# Math Help - completing square, is this correct??

1. ## completing square, is this correct??

hi, i need to completing square on this:

x^2+2x-5=0

for this would i be correct if i got this:

(x+1)^2 -1 -5= (x+1)^2-6 ????

if this isn't correct where am i going wrong?

thanks!

2. You're on the right track.

so,

$x^2+2x-5=0$

$(x+1)^2 -1 -5= 0$

$(x+1)^2-6 =0$

$(x+1)^2=6$

$x+1=\pm{\sqrt{6}}$

now you can find x

3. thanks...! however in class we have never been told to find "x" in these questions we just leave it as how i left it in post #1, thanks again!

4. if you are to complete the square then that generally implies you are to solve for x. completing the square is a type of factoring. when you factor it is to find solutions. if you need to graph the function then you would not take the square root and keep it in standard form.

standard form for graphing:

$f(x)=(x+1)^2-6$

general form:

$x^2+2x-5=0$

5. Originally Posted by skoker
if you are to complete the square then that generally implies you are to solve for x. completing the square is a type of factoring. when you factor it is to find solutions. if you need to graph the function then you would not take the square root and keep it in standard form.

standard form for graphing:

$f(x)=(x+1)^2+6$
If this was the original problem, it should be $(x+1)^2- 6$

I would NOT say that "if you are to complete the square then that generally implies you are to solve for x." All it implies is that you are to complete the square. I also would not say "when you factor it is to find solutions". There may be many reasons to factor a polynomial.

general form:

$x^2+2x-5=0$

6. There are many reasons you might want to complete the square. Some of the more basic ones are to:

(2) Put a nondegenerate conic section into standard form (ellipse, hyperbola, parabola).
(3) Evaluate an integral.

7. yes i actually thought about completing square for conics after i posted. post too soon I suppose...

8. Originally Posted by harish21
You're on the right track.

so,

$x^2+2x-5=0$

$(x+1)^2 -1 -5= 0$

$(x+1)^2-6 =0$

$(x+1)^2=6$

$x+1=\pm{\sqrt{6}}$

now you can find x
hi again, you find x i know i have to take away 1 from each side to get, x= square root 6 -1

im unsure what to do after this because two numbers times together to make this doesn't work because there isn't a square number to do this.

could you let me know how i could solvew this please?

cheers

9. Originally Posted by andyboy179
hi again, you find x i know i have to take away 1 from each side to get, x= square root 6 -1

im unsure what to do after this because two numbers times together to make this doesn't work because there isn't a square number to do this.

could you let me know how i could solvew this please?

cheers
We have

$x = \pm \sqrt{6} - 1$

When x is squared, there are two solutions. Sometimes they are the same one, sometimes they are complex, but there are two. In this case one x is
$\sqrt{6} - 1$
while the other is
$-\sqrt{6} - 1$

_Dataset excerpt_
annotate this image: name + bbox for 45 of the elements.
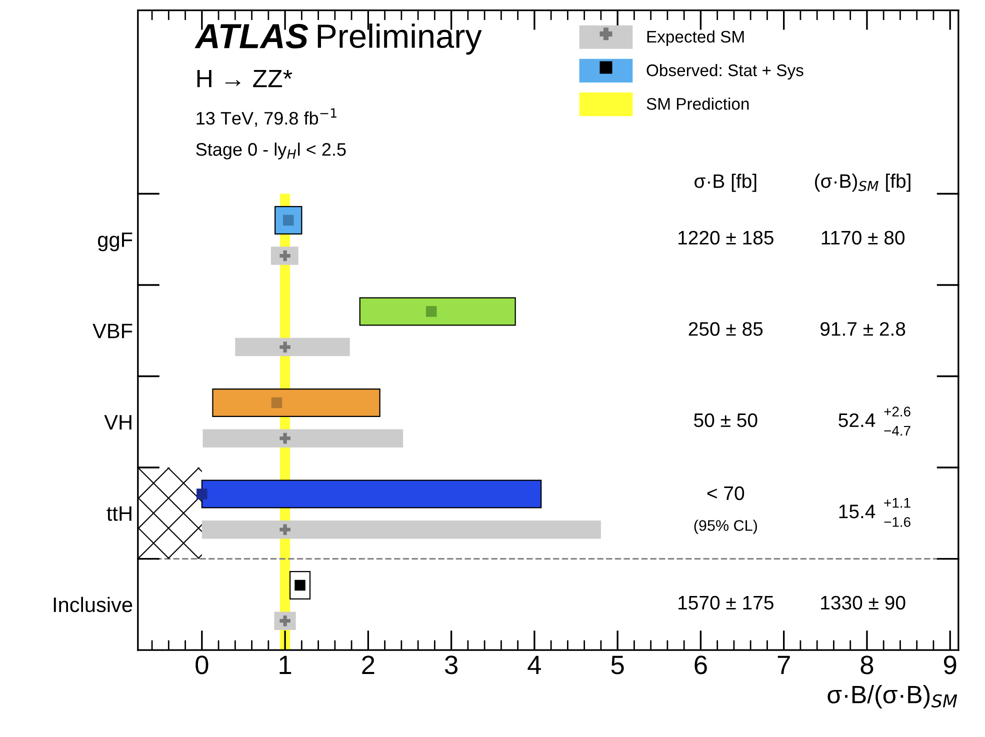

_Directive_
List every equation in the second post of the forum thread above, in the order they appear.

_Solution to this task_
x^2 + 2x − 5 = 0
(x + 1)^2 − 1 − 5 = 0
(x + 1)^2 − 6 = 0
(x + 1)^2 = 6
x + 1 = ±√6